→ GIVEN RECORDS
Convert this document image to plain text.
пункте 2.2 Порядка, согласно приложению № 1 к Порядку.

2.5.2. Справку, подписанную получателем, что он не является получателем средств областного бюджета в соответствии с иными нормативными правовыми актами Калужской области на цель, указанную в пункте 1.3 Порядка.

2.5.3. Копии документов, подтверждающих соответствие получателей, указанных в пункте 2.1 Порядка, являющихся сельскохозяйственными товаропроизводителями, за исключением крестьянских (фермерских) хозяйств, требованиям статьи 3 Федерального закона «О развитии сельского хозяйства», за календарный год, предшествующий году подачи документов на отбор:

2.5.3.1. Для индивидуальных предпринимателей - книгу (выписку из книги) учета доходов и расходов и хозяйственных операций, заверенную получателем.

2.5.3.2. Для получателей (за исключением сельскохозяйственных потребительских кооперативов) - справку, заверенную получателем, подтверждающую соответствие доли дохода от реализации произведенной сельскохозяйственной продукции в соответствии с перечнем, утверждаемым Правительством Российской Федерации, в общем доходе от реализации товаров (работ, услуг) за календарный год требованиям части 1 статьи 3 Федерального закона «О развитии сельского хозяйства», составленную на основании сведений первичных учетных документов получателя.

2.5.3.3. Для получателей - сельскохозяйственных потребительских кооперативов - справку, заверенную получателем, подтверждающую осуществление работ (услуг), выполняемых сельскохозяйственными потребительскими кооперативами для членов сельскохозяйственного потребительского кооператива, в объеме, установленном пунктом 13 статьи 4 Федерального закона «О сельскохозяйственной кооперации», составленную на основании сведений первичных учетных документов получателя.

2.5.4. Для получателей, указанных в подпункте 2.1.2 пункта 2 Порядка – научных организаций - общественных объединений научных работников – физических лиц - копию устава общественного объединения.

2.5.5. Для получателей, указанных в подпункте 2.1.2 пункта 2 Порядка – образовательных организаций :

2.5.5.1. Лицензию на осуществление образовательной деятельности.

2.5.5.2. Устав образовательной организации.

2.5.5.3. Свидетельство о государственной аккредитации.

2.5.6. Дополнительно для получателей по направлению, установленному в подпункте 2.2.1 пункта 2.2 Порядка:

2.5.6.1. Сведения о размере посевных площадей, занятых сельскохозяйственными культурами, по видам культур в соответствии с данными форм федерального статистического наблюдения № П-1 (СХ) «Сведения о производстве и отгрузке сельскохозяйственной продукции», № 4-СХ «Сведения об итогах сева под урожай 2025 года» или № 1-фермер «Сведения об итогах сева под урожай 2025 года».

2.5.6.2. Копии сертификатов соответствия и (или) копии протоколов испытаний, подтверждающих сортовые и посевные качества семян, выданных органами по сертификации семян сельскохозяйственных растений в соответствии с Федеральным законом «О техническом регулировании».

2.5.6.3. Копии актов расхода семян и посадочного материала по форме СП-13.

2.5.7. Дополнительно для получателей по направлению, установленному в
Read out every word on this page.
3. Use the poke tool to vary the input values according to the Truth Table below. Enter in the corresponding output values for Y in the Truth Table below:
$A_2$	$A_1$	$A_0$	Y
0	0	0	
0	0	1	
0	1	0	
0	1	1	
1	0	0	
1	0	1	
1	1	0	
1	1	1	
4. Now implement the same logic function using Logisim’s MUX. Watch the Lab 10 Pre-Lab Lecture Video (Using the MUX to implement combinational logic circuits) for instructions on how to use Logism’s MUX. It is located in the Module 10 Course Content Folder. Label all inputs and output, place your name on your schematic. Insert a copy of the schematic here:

→ SET EXERCISE
Pull every line containing "установленному" from the data.

→ CORRECT RESULT
2.5.6. Дополнительно для получателей по направлению, установленному в подпункте 2.2.1 пункта 2.2 Порядка:
2.5.7. Дополнительно для получателей по направлению, установленному в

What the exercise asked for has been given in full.